# YOUR TASK:
Return every line below as is, leaving out the pictures.
= = = =
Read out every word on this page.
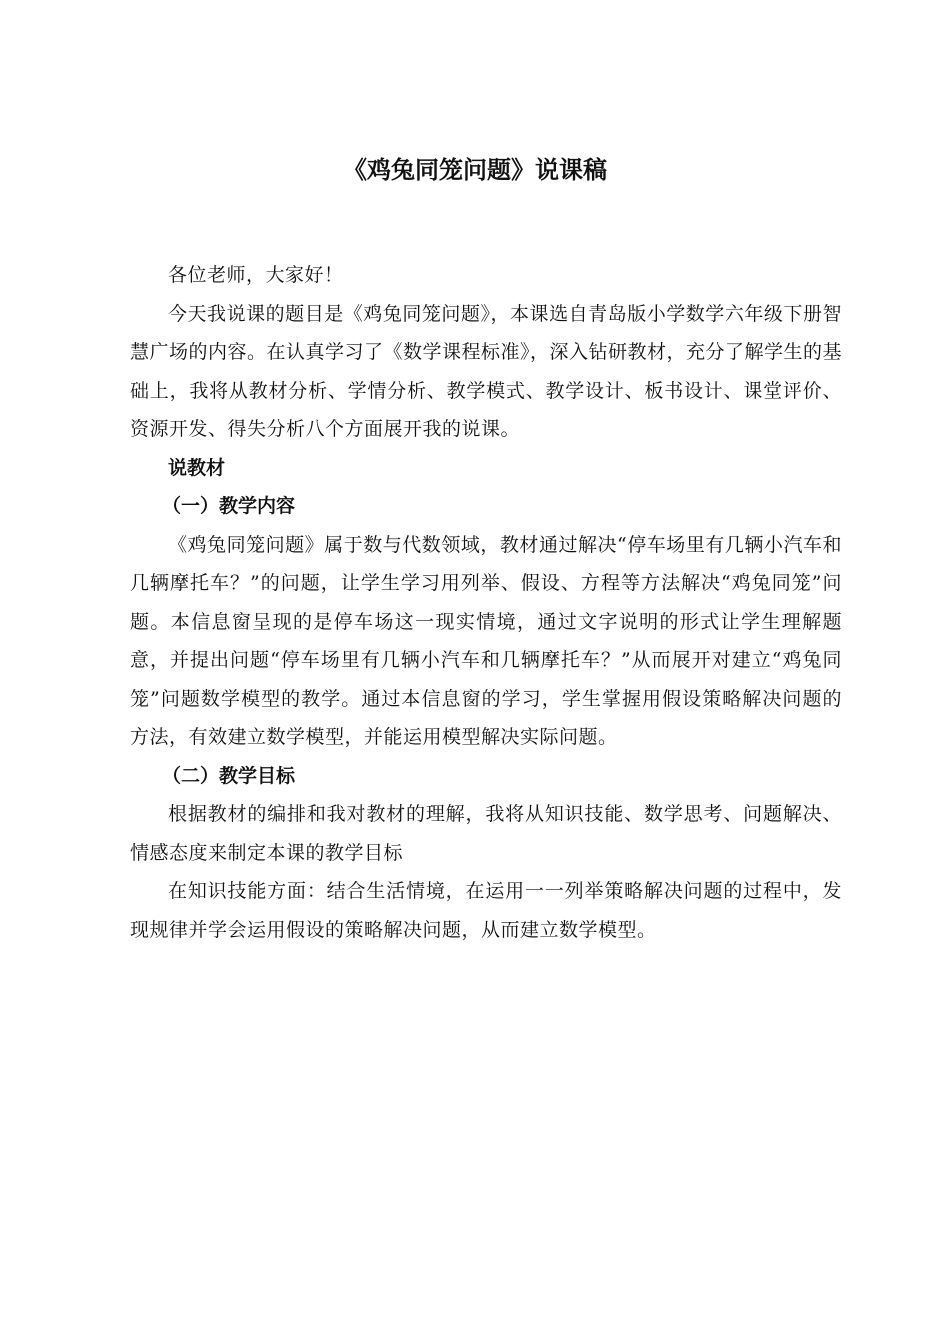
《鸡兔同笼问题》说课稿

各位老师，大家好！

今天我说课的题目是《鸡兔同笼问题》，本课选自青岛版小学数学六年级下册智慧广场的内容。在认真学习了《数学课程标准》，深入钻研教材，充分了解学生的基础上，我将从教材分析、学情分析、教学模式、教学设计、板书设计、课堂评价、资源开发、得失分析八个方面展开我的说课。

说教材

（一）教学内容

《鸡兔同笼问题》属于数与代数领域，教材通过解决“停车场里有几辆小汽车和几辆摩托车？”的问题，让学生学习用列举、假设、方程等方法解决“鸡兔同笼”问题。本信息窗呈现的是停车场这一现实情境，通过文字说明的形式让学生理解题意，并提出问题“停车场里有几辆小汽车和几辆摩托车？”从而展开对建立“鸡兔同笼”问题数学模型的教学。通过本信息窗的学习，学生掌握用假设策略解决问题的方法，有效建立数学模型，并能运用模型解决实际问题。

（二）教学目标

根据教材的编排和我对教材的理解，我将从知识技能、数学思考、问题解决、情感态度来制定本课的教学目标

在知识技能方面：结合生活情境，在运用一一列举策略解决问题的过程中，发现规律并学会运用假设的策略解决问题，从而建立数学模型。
= = = =
# FULL SOLUTION:
Read out every word on this page.
《鸡兔同笼问题》说课稿

各位老师，大家好！

今天我说课的题目是《鸡兔同笼问题》，本课选自青岛版小学数学六年级下册智慧广场的内容。在认真学习了《数学课程标准》，深入钻研教材，充分了解学生的基础上，我将从教材分析、学情分析、教学模式、教学设计、板书设计、课堂评价、资源开发、得失分析八个方面展开我的说课。

说教材

（一）教学内容

《鸡兔同笼问题》属于数与代数领域，教材通过解决“停车场里有几辆小汽车和几辆摩托车？”的问题，让学生学习用列举、假设、方程等方法解决“鸡兔同笼”问题。本信息窗呈现的是停车场这一现实情境，通过文字说明的形式让学生理解题意，并提出问题“停车场里有几辆小汽车和几辆摩托车？”从而展开对建立“鸡兔同笼”问题数学模型的教学。通过本信息窗的学习，学生掌握用假设策略解决问题的方法，有效建立数学模型，并能运用模型解决实际问题。

（二）教学目标

根据教材的编排和我对教材的理解，我将从知识技能、数学思考、问题解决、情感态度来制定本课的教学目标

在知识技能方面：结合生活情境，在运用一一列举策略解决问题的过程中，发现规律并学会运用假设的策略解决问题，从而建立数学模型。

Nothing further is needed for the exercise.